*Problem to solve:* Can all of these lines be returned exactly?

*Records to use:*
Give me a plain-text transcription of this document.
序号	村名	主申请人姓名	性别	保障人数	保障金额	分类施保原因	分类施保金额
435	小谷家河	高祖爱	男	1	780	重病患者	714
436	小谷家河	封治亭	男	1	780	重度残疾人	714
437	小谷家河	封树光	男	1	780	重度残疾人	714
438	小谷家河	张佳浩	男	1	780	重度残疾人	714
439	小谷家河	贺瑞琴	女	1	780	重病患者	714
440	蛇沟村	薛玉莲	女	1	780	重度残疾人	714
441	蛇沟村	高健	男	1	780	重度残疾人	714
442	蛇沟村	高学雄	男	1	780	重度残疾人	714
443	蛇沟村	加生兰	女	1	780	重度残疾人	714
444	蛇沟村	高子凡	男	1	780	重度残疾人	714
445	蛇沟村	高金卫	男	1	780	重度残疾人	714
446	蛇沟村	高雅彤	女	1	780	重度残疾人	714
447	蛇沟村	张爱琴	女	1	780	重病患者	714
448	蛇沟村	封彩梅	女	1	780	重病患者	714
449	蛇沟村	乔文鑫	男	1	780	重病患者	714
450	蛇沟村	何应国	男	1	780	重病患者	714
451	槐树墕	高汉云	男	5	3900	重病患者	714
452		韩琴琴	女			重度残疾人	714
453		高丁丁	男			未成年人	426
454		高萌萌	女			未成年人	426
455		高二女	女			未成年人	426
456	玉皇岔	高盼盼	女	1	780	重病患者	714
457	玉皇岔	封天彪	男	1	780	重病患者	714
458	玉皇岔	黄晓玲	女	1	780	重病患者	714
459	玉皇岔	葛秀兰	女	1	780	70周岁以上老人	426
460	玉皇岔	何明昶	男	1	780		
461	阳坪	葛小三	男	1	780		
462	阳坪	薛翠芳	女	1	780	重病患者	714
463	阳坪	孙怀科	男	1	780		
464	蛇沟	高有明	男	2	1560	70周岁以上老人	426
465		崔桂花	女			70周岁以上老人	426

*Reply:*
Give me a plain-text transcription of this document.
序号	村名	主申请人姓名	性别	保障人数	保障金额	分类施保原因	分类施保金额
435	小谷家河	高祖爱	男	1	780	重病患者	714
436	小谷家河	封治亭	男	1	780	重度残疾人	714
437	小谷家河	封树光	男	1	780	重度残疾人	714
438	小谷家河	张佳浩	男	1	780	重度残疾人	714
439	小谷家河	贺瑞琴	女	1	780	重病患者	714
440	蛇沟村	薛玉莲	女	1	780	重度残疾人	714
441	蛇沟村	高健	男	1	780	重度残疾人	714
442	蛇沟村	高学雄	男	1	780	重度残疾人	714
443	蛇沟村	加生兰	女	1	780	重度残疾人	714
444	蛇沟村	高子凡	男	1	780	重度残疾人	714
445	蛇沟村	高金卫	男	1	780	重度残疾人	714
446	蛇沟村	高雅彤	女	1	780	重度残疾人	714
447	蛇沟村	张爱琴	女	1	780	重病患者	714
448	蛇沟村	封彩梅	女	1	780	重病患者	714
449	蛇沟村	乔文鑫	男	1	780	重病患者	714
450	蛇沟村	何应国	男	1	780	重病患者	714
451	槐树墕	高汉云	男	5	3900	重病患者	714
452		韩琴琴	女			重度残疾人	714
453		高丁丁	男			未成年人	426
454		高萌萌	女			未成年人	426
455		高二女	女			未成年人	426
456	玉皇岔	高盼盼	女	1	780	重病患者	714
457	玉皇岔	封天彪	男	1	780	重病患者	714
458	玉皇岔	黄晓玲	女	1	780	重病患者	714
459	玉皇岔	葛秀兰	女	1	780	70周岁以上老人	426
460	玉皇岔	何明昶	男	1	780		
461	阳坪	葛小三	男	1	780		
462	阳坪	薛翠芳	女	1	780	重病患者	714
463	阳坪	孙怀科	男	1	780		
464	蛇沟	高有明	男	2	1560	70周岁以上老人	426
465		崔桂花	女			70周岁以上老人	426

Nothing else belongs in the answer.